Material supplied section start

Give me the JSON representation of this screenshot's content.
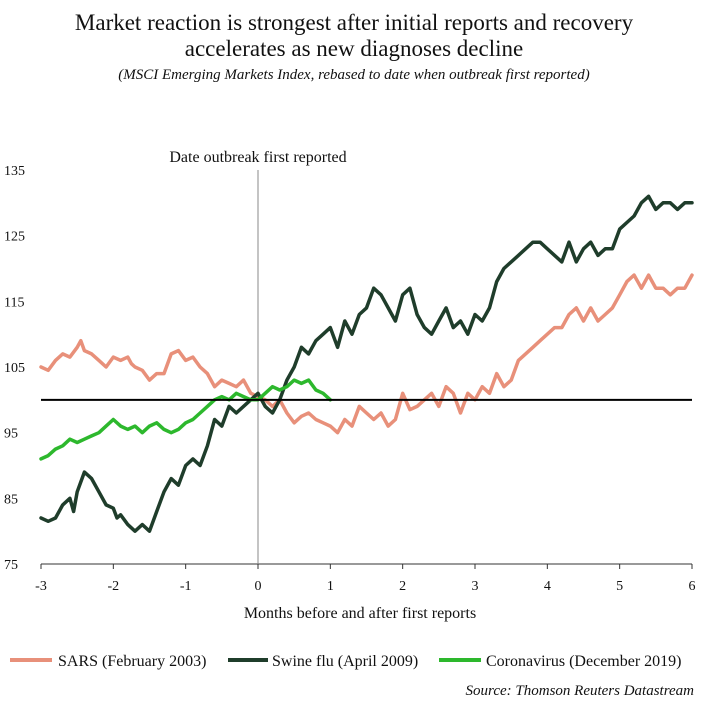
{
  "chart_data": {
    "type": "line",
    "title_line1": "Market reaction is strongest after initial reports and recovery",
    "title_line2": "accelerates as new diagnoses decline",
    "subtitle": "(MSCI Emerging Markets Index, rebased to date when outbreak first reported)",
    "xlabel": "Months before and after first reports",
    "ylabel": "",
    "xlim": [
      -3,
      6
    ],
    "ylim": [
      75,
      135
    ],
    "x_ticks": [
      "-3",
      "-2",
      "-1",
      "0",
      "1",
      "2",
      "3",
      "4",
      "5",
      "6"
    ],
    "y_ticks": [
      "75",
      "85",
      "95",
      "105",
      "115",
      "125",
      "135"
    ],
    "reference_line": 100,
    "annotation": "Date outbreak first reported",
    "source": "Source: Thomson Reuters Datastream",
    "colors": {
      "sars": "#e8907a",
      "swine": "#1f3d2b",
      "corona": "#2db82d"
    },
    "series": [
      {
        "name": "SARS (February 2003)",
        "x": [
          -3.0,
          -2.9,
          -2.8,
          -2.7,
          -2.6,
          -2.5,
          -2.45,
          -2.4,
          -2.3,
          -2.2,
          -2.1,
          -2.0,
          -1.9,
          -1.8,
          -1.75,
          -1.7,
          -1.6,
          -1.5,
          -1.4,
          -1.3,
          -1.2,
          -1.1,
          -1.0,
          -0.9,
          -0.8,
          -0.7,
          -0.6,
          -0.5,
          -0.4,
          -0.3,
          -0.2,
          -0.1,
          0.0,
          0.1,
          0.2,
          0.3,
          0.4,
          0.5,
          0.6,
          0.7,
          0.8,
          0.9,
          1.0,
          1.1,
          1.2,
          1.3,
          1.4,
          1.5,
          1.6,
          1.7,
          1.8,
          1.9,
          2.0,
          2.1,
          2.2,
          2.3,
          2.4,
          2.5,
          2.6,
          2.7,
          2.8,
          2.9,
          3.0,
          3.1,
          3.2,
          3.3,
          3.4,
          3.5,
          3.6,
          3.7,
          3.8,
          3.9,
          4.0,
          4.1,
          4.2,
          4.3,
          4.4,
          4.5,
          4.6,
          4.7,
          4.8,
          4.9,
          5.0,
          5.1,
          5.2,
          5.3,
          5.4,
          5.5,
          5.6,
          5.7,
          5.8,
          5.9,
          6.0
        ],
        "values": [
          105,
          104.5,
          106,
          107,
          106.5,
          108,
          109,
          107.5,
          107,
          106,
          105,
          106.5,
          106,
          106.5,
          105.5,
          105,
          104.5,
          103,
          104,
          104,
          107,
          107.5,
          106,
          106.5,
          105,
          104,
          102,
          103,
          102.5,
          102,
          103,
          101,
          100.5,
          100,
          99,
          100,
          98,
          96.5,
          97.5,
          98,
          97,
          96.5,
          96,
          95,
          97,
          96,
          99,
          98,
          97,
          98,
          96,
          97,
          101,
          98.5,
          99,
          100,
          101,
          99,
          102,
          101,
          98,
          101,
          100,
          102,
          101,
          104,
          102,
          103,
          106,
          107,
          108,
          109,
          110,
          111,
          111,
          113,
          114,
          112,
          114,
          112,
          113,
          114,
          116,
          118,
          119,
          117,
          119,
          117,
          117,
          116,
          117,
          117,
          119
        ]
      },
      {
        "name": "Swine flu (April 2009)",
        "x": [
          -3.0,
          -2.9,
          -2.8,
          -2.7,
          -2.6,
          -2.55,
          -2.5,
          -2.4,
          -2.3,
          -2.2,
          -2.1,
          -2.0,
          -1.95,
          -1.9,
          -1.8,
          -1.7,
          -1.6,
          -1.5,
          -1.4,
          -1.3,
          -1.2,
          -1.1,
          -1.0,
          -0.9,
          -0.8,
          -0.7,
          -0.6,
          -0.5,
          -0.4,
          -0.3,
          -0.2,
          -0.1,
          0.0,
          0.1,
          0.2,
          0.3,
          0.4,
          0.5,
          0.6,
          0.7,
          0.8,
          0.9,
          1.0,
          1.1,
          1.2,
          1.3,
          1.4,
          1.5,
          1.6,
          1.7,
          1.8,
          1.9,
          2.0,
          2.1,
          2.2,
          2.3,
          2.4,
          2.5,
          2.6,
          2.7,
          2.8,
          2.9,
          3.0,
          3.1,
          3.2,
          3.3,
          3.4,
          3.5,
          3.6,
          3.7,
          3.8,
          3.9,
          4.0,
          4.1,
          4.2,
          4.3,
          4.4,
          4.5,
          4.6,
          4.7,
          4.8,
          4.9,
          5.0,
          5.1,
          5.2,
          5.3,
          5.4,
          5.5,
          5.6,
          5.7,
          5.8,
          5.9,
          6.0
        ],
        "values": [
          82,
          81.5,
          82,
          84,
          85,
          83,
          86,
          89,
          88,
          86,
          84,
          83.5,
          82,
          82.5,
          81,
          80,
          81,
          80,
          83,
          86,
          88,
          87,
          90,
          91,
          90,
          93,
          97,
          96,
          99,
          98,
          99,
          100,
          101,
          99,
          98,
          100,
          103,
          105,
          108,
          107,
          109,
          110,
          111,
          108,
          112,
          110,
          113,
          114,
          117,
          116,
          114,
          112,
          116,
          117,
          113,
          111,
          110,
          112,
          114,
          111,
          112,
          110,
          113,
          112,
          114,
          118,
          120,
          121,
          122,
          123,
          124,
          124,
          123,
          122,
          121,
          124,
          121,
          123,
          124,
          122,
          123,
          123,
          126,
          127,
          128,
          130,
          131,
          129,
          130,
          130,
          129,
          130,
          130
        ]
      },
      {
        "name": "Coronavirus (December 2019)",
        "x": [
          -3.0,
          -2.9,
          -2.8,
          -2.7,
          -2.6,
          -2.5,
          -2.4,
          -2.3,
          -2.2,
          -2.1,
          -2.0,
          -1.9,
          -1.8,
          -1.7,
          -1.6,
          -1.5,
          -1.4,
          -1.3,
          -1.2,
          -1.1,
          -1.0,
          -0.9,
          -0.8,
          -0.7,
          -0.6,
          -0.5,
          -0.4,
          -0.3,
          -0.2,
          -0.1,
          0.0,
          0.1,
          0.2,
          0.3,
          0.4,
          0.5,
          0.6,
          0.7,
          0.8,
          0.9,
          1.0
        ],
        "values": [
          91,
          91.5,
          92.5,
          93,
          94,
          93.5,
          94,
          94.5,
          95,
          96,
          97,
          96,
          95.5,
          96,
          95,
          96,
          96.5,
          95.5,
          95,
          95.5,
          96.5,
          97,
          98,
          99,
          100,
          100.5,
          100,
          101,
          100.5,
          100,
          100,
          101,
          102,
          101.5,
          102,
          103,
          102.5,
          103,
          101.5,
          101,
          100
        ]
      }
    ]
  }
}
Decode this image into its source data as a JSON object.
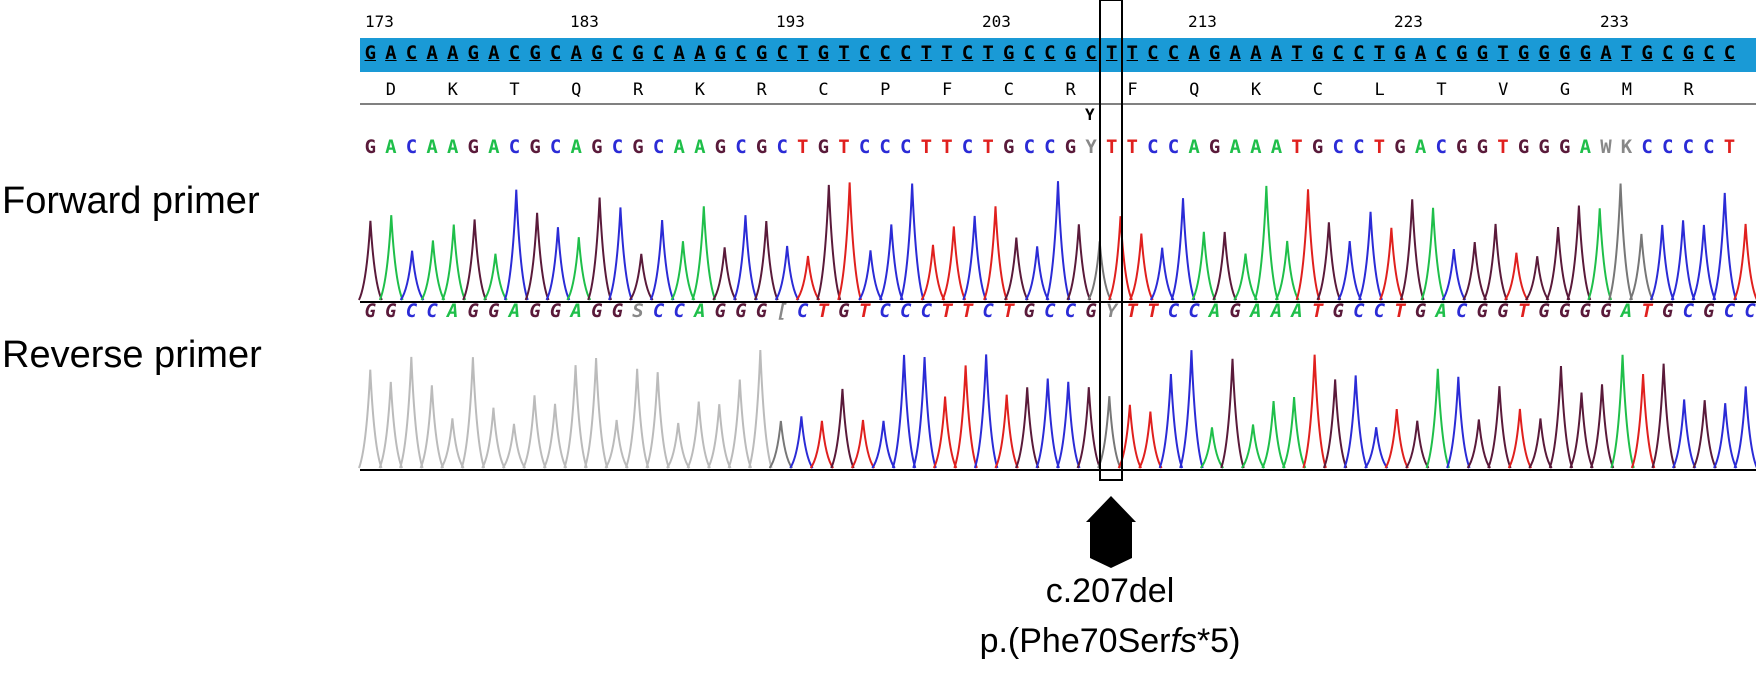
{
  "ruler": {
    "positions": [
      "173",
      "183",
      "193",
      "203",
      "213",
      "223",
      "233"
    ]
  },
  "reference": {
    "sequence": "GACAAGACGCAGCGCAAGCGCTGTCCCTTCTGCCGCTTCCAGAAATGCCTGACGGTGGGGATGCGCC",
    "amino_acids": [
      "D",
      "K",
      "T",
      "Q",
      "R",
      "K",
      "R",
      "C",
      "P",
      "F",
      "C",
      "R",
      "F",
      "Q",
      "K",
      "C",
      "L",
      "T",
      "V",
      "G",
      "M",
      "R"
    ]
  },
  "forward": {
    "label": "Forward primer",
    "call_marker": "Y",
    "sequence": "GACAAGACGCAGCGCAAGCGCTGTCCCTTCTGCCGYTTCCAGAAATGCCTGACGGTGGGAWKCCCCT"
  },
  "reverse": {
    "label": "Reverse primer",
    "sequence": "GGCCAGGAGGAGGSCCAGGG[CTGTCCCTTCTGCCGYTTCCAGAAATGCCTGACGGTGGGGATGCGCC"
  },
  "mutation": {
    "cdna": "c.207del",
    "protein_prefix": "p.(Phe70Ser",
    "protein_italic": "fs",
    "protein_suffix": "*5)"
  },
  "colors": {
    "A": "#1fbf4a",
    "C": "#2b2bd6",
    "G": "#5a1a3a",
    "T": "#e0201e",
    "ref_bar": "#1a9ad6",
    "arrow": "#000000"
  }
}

Material supplied section end

## Aim of the exercise
Quote exactly, and nothing besides, the lines from the one with "Decode this image" through the end of the records above; include both ends and omit the pictures.

## Answer section
Decode this image into its source data as a JSON object.
{
  "ruler": {
    "positions": [
      "173",
      "183",
      "193",
      "203",
      "213",
      "223",
      "233"
    ]
  },
  "reference": {
    "sequence": "GACAAGACGCAGCGCAAGCGCTGTCCCTTCTGCCGCTTCCAGAAATGCCTGACGGTGGGGATGCGCC",
    "amino_acids": [
      "D",
      "K",
      "T",
      "Q",
      "R",
      "K",
      "R",
      "C",
      "P",
      "F",
      "C",
      "R",
      "F",
      "Q",
      "K",
      "C",
      "L",
      "T",
      "V",
      "G",
      "M",
      "R"
    ]
  },
  "forward": {
    "label": "Forward primer",
    "call_marker": "Y",
    "sequence": "GACAAGACGCAGCGCAAGCGCTGTCCCTTCTGCCGYTTCCAGAAATGCCTGACGGTGGGAWKCCCCT"
  },
  "reverse": {
    "label": "Reverse primer",
    "sequence": "GGCCAGGAGGAGGSCCAGGG[CTGTCCCTTCTGCCGYTTCCAGAAATGCCTGACGGTGGGGATGCGCC"
  },
  "mutation": {
    "cdna": "c.207del",
    "protein_prefix": "p.(Phe70Ser",
    "protein_italic": "fs",
    "protein_suffix": "*5)"
  },
  "colors": {
    "A": "#1fbf4a",
    "C": "#2b2bd6",
    "G": "#5a1a3a",
    "T": "#e0201e",
    "ref_bar": "#1a9ad6",
    "arrow": "#000000"
  }
}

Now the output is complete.